**Short problem**
Copy out, unchanged, every entry from the line containing "pair-line xyxy=(852,110,979,173)" through the line containing "pair-line xyxy=(852,89,979,105)", including both of those lines.

-- start Records for processing --

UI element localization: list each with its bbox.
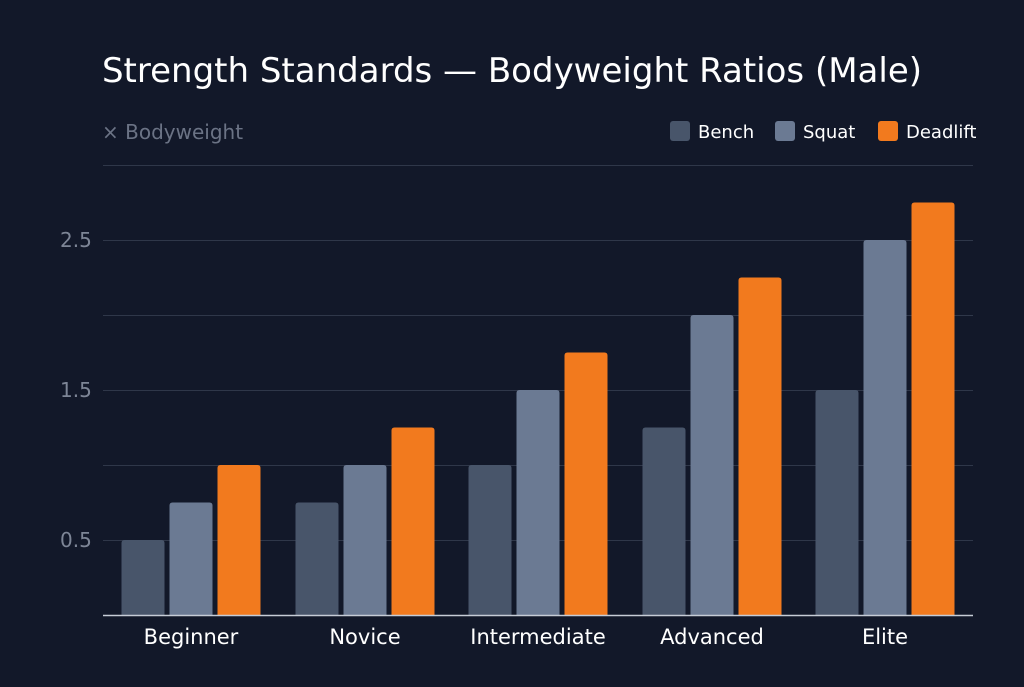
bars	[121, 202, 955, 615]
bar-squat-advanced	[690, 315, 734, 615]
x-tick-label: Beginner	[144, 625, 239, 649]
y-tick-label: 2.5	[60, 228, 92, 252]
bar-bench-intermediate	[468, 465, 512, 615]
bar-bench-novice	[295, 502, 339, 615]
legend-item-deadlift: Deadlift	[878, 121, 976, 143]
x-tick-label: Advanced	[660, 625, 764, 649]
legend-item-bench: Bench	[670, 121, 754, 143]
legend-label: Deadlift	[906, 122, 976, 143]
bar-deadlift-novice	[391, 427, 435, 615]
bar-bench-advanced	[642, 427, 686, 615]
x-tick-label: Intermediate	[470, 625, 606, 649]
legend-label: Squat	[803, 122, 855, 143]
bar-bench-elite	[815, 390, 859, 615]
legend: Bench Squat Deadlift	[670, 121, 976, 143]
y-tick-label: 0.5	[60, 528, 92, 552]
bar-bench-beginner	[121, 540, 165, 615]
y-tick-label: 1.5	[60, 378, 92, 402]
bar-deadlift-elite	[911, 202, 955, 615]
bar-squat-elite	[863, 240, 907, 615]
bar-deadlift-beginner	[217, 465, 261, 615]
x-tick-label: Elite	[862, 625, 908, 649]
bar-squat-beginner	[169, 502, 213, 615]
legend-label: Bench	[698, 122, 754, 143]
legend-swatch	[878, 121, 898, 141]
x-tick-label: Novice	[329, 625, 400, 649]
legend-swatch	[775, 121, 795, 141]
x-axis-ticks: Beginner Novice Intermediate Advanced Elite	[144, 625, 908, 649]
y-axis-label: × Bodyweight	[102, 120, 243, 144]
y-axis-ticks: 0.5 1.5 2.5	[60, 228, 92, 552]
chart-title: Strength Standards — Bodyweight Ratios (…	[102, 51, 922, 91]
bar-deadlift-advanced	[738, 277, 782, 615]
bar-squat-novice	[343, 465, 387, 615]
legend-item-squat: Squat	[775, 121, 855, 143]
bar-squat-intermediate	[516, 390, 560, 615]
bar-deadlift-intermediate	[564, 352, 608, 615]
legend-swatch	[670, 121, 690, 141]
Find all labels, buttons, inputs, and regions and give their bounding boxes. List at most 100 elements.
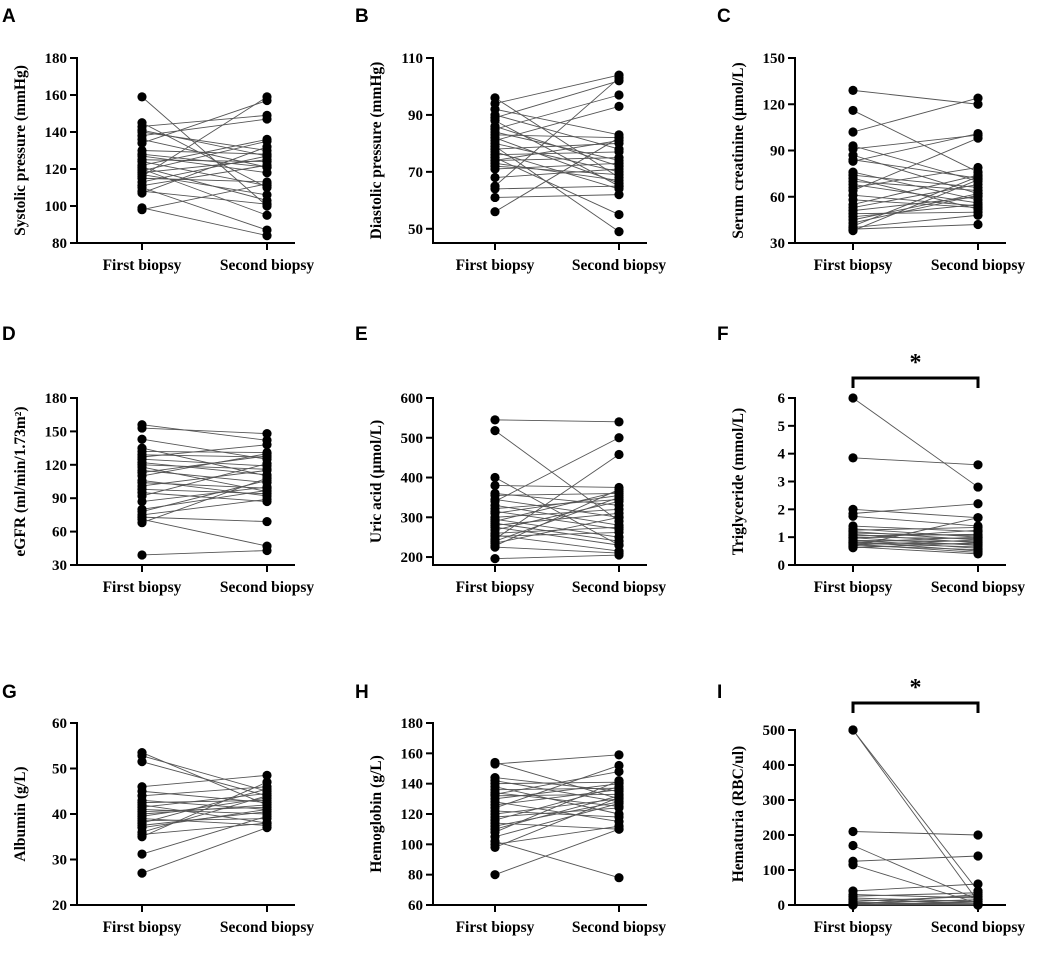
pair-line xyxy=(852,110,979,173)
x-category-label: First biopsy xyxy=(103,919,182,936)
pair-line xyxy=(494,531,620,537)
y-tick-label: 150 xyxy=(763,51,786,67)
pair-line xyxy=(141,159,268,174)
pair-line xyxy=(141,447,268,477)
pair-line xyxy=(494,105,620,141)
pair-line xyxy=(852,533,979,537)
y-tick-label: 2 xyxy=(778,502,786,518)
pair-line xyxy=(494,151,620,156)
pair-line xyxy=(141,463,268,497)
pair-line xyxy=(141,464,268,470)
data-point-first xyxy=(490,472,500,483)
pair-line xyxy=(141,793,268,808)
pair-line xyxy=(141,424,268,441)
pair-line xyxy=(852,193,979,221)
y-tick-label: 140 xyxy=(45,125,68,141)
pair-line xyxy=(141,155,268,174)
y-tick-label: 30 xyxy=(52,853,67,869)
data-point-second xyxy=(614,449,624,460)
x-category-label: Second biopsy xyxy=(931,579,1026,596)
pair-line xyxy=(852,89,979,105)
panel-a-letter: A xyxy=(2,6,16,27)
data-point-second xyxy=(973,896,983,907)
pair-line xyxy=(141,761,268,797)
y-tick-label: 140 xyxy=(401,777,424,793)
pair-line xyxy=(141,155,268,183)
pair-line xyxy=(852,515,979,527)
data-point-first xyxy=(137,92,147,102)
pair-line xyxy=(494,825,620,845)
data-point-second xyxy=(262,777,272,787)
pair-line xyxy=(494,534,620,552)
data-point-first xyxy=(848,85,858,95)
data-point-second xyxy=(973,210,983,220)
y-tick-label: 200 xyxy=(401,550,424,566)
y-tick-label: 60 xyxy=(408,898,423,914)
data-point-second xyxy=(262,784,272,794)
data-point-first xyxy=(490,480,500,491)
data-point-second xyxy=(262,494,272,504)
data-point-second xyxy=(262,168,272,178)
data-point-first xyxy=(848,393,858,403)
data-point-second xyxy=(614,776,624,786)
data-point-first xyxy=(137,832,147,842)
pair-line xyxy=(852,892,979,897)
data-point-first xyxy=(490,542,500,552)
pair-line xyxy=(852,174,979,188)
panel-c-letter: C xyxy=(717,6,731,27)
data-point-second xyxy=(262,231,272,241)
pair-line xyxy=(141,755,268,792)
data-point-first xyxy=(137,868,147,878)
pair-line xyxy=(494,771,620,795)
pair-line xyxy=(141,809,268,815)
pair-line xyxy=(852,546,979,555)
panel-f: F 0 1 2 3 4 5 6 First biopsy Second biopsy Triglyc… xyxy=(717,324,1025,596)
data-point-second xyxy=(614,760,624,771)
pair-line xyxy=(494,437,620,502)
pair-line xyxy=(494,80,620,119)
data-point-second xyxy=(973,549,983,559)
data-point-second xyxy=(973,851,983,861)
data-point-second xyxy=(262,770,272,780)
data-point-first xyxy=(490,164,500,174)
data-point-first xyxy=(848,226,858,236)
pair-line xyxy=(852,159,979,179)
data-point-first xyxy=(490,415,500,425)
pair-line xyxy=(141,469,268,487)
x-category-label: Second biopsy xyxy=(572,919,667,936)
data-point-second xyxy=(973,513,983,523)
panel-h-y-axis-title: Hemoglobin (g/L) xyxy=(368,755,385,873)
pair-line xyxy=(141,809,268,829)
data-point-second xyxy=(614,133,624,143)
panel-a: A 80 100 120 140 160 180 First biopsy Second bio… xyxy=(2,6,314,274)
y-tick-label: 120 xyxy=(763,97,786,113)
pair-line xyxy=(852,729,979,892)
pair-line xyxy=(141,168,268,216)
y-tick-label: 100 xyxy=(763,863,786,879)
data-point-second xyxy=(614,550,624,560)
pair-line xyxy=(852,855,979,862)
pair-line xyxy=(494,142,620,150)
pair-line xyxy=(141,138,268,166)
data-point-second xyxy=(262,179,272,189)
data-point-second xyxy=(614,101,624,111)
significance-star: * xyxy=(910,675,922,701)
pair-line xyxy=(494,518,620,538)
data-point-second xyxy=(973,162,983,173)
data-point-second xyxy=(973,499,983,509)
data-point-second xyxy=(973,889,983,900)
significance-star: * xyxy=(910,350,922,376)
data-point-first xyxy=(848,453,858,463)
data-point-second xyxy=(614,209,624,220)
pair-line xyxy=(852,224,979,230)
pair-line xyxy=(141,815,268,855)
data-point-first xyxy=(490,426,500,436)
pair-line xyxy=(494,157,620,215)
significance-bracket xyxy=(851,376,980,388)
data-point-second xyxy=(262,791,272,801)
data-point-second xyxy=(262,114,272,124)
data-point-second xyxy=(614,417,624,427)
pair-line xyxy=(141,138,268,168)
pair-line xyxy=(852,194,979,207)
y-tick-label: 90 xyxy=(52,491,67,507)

-- end Records for processing --
-- start Records for processing --

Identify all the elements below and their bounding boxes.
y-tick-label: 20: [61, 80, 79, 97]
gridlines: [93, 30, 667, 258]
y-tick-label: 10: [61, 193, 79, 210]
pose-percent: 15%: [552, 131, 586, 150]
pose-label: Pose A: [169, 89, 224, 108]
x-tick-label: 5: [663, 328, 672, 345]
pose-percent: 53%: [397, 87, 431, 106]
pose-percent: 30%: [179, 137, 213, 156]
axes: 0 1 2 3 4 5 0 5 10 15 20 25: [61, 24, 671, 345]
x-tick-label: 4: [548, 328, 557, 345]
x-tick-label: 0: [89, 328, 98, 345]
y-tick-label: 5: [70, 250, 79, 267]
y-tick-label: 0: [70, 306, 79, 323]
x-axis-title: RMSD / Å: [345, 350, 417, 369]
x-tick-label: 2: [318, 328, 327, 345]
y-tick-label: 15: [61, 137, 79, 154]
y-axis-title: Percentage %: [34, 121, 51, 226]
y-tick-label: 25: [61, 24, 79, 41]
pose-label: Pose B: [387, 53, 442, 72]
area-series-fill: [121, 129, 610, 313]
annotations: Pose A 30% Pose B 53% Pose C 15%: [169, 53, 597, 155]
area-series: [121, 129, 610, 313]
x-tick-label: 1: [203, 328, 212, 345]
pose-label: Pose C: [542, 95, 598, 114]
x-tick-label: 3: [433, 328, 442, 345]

-- end Records for processing --

**Complete response**
pair-line xyxy=(852,110,979,173)
x-category-label: First biopsy xyxy=(103,919,182,936)
pair-line xyxy=(494,531,620,537)
y-tick-label: 150 xyxy=(763,51,786,67)
pair-line xyxy=(141,159,268,174)
pair-line xyxy=(141,447,268,477)
pair-line xyxy=(494,105,620,141)
pair-line xyxy=(852,533,979,537)
y-tick-label: 2 xyxy=(778,502,786,518)
pair-line xyxy=(494,151,620,156)
pair-line xyxy=(141,463,268,497)
pair-line xyxy=(141,464,268,470)
data-point-first xyxy=(490,472,500,483)
pair-line xyxy=(141,793,268,808)
pair-line xyxy=(141,424,268,441)
pair-line xyxy=(852,193,979,221)
y-tick-label: 140 xyxy=(45,125,68,141)
pair-line xyxy=(141,155,268,174)
y-tick-label: 30 xyxy=(52,853,67,869)
data-point-second xyxy=(614,449,624,460)
x-category-label: Second biopsy xyxy=(931,579,1026,596)
pair-line xyxy=(852,89,979,105)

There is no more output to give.